INPUT FOR THIS TASK.

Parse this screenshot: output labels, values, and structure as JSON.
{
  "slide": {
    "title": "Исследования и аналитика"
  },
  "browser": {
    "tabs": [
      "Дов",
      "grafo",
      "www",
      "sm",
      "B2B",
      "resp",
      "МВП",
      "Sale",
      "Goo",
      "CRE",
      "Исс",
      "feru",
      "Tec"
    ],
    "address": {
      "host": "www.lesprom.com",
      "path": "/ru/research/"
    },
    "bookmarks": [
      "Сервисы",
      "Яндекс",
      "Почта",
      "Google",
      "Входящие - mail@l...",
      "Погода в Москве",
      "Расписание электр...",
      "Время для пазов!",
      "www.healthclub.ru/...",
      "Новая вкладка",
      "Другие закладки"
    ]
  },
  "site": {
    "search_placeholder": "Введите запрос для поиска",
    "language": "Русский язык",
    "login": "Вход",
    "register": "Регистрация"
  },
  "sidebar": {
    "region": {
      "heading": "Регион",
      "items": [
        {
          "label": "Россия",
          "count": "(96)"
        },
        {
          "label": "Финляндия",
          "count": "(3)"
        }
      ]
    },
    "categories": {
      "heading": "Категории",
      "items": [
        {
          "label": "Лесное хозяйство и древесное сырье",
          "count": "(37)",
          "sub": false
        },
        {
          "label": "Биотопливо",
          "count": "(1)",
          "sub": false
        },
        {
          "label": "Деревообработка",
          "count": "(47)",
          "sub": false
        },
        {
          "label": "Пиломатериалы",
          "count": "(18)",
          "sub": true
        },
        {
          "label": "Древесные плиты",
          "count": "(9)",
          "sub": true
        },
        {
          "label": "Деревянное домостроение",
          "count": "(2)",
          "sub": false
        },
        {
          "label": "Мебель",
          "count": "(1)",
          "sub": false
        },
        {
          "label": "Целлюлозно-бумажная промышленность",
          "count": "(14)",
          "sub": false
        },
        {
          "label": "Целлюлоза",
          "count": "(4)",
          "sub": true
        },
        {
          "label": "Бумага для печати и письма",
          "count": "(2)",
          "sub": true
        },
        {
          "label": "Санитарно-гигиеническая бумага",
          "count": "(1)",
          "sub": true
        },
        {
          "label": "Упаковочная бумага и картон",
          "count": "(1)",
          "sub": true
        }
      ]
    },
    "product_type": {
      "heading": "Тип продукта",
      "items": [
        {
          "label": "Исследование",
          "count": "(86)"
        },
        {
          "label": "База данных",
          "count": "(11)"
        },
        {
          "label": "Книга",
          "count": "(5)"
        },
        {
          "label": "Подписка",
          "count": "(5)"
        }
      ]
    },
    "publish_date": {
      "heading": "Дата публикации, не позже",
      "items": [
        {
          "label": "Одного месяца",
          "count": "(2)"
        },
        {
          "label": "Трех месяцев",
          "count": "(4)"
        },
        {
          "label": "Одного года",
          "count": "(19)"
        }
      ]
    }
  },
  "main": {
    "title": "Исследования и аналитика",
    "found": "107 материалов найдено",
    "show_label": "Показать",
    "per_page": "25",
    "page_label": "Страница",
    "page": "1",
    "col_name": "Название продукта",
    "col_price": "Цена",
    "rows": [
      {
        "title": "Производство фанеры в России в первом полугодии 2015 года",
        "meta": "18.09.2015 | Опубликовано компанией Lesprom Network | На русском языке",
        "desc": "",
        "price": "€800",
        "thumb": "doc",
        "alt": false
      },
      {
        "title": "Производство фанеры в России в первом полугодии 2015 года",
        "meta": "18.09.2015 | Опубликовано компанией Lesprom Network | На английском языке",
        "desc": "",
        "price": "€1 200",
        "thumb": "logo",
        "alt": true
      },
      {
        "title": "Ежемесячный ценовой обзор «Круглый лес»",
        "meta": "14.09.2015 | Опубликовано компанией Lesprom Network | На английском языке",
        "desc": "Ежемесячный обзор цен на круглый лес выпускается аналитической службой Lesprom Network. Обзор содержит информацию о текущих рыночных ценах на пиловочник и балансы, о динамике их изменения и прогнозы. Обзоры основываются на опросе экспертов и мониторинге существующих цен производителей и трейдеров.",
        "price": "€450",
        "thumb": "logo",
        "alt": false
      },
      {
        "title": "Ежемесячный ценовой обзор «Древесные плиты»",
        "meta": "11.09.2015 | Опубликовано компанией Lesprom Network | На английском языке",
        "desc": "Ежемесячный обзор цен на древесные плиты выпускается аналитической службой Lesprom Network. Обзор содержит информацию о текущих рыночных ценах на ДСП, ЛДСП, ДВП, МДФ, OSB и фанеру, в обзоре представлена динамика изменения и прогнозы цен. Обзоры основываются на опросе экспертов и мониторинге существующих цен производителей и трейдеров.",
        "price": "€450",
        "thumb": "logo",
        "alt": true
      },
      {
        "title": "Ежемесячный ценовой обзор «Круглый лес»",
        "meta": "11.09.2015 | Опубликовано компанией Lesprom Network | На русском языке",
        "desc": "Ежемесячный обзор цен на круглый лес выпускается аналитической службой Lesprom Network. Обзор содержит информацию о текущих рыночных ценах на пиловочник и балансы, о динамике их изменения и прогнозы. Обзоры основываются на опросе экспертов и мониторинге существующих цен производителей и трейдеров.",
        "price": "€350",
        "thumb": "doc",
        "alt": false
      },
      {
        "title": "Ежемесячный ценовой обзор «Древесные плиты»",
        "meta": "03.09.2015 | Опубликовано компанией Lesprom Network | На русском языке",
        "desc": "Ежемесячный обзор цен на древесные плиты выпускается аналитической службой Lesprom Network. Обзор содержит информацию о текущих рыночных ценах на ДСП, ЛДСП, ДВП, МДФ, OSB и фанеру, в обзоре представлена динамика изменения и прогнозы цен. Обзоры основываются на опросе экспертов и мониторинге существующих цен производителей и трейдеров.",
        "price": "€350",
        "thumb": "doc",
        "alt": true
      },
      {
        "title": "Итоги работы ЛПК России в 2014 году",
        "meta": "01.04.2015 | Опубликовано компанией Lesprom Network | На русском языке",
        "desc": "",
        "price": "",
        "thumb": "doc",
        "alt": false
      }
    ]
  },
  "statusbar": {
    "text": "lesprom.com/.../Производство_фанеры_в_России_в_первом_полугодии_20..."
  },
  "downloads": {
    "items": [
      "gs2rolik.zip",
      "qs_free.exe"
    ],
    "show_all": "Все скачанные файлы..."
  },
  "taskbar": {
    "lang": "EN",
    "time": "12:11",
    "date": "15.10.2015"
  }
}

WHAT IS EXPECTED. Reproduce the material above exactly; please quote every line of it.

REPLY TO THE TASK.
Parse this screenshot: output labels, values, and structure as JSON.
{
  "slide": {
    "title": "Исследования и аналитика"
  },
  "browser": {
    "tabs": [
      "Дов",
      "grafo",
      "www",
      "sm",
      "B2B",
      "resp",
      "МВП",
      "Sale",
      "Goo",
      "CRE",
      "Исс",
      "feru",
      "Tec"
    ],
    "address": {
      "host": "www.lesprom.com",
      "path": "/ru/research/"
    },
    "bookmarks": [
      "Сервисы",
      "Яндекс",
      "Почта",
      "Google",
      "Входящие - mail@l...",
      "Погода в Москве",
      "Расписание электр...",
      "Время для пазов!",
      "www.healthclub.ru/...",
      "Новая вкладка",
      "Другие закладки"
    ]
  },
  "site": {
    "search_placeholder": "Введите запрос для поиска",
    "language": "Русский язык",
    "login": "Вход",
    "register": "Регистрация"
  },
  "sidebar": {
    "region": {
      "heading": "Регион",
      "items": [
        {
          "label": "Россия",
          "count": "(96)"
        },
        {
          "label": "Финляндия",
          "count": "(3)"
        }
      ]
    },
    "categories": {
      "heading": "Категории",
      "items": [
        {
          "label": "Лесное хозяйство и древесное сырье",
          "count": "(37)",
          "sub": false
        },
        {
          "label": "Биотопливо",
          "count": "(1)",
          "sub": false
        },
        {
          "label": "Деревообработка",
          "count": "(47)",
          "sub": false
        },
        {
          "label": "Пиломатериалы",
          "count": "(18)",
          "sub": true
        },
        {
          "label": "Древесные плиты",
          "count": "(9)",
          "sub": true
        },
        {
          "label": "Деревянное домостроение",
          "count": "(2)",
          "sub": false
        },
        {
          "label": "Мебель",
          "count": "(1)",
          "sub": false
        },
        {
          "label": "Целлюлозно-бумажная промышленность",
          "count": "(14)",
          "sub": false
        },
        {
          "label": "Целлюлоза",
          "count": "(4)",
          "sub": true
        },
        {
          "label": "Бумага для печати и письма",
          "count": "(2)",
          "sub": true
        },
        {
          "label": "Санитарно-гигиеническая бумага",
          "count": "(1)",
          "sub": true
        },
        {
          "label": "Упаковочная бумага и картон",
          "count": "(1)",
          "sub": true
        }
      ]
    },
    "product_type": {
      "heading": "Тип продукта",
      "items": [
        {
          "label": "Исследование",
          "count": "(86)"
        },
        {
          "label": "База данных",
          "count": "(11)"
        },
        {
          "label": "Книга",
          "count": "(5)"
        },
        {
          "label": "Подписка",
          "count": "(5)"
        }
      ]
    },
    "publish_date": {
      "heading": "Дата публикации, не позже",
      "items": [
        {
          "label": "Одного месяца",
          "count": "(2)"
        },
        {
          "label": "Трех месяцев",
          "count": "(4)"
        },
        {
          "label": "Одного года",
          "count": "(19)"
        }
      ]
    }
  },
  "main": {
    "title": "Исследования и аналитика",
    "found": "107 материалов найдено",
    "show_label": "Показать",
    "per_page": "25",
    "page_label": "Страница",
    "page": "1",
    "col_name": "Название продукта",
    "col_price": "Цена",
    "rows": [
      {
        "title": "Производство фанеры в России в первом полугодии 2015 года",
        "meta": "18.09.2015 | Опубликовано компанией Lesprom Network | На русском языке",
        "desc": "",
        "price": "€800",
        "thumb": "doc",
        "alt": false
      },
      {
        "title": "Производство фанеры в России в первом полугодии 2015 года",
        "meta": "18.09.2015 | Опубликовано компанией Lesprom Network | На английском языке",
        "desc": "",
        "price": "€1 200",
        "thumb": "logo",
        "alt": true
      },
      {
        "title": "Ежемесячный ценовой обзор «Круглый лес»",
        "meta": "14.09.2015 | Опубликовано компанией Lesprom Network | На английском языке",
        "desc": "Ежемесячный обзор цен на круглый лес выпускается аналитической службой Lesprom Network. Обзор содержит информацию о текущих рыночных ценах на пиловочник и балансы, о динамике их изменения и прогнозы. Обзоры основываются на опросе экспертов и мониторинге существующих цен производителей и трейдеров.",
        "price": "€450",
        "thumb": "logo",
        "alt": false
      },
      {
        "title": "Ежемесячный ценовой обзор «Древесные плиты»",
        "meta": "11.09.2015 | Опубликовано компанией Lesprom Network | На английском языке",
        "desc": "Ежемесячный обзор цен на древесные плиты выпускается аналитической службой Lesprom Network. Обзор содержит информацию о текущих рыночных ценах на ДСП, ЛДСП, ДВП, МДФ, OSB и фанеру, в обзоре представлена динамика изменения и прогнозы цен. Обзоры основываются на опросе экспертов и мониторинге существующих цен производителей и трейдеров.",
        "price": "€450",
        "thumb": "logo",
        "alt": true
      },
      {
        "title": "Ежемесячный ценовой обзор «Круглый лес»",
        "meta": "11.09.2015 | Опубликовано компанией Lesprom Network | На русском языке",
        "desc": "Ежемесячный обзор цен на круглый лес выпускается аналитической службой Lesprom Network. Обзор содержит информацию о текущих рыночных ценах на пиловочник и балансы, о динамике их изменения и прогнозы. Обзоры основываются на опросе экспертов и мониторинге существующих цен производителей и трейдеров.",
        "price": "€350",
        "thumb": "doc",
        "alt": false
      },
      {
        "title": "Ежемесячный ценовой обзор «Древесные плиты»",
        "meta": "03.09.2015 | Опубликовано компанией Lesprom Network | На русском языке",
        "desc": "Ежемесячный обзор цен на древесные плиты выпускается аналитической службой Lesprom Network. Обзор содержит информацию о текущих рыночных ценах на ДСП, ЛДСП, ДВП, МДФ, OSB и фанеру, в обзоре представлена динамика изменения и прогнозы цен. Обзоры основываются на опросе экспертов и мониторинге существующих цен производителей и трейдеров.",
        "price": "€350",
        "thumb": "doc",
        "alt": true
      },
      {
        "title": "Итоги работы ЛПК России в 2014 году",
        "meta": "01.04.2015 | Опубликовано компанией Lesprom Network | На русском языке",
        "desc": "",
        "price": "",
        "thumb": "doc",
        "alt": false
      }
    ]
  },
  "statusbar": {
    "text": "lesprom.com/.../Производство_фанеры_в_России_в_первом_полугодии_20..."
  },
  "downloads": {
    "items": [
      "gs2rolik.zip",
      "qs_free.exe"
    ],
    "show_all": "Все скачанные файлы..."
  },
  "taskbar": {
    "lang": "EN",
    "time": "12:11",
    "date": "15.10.2015"
  }
}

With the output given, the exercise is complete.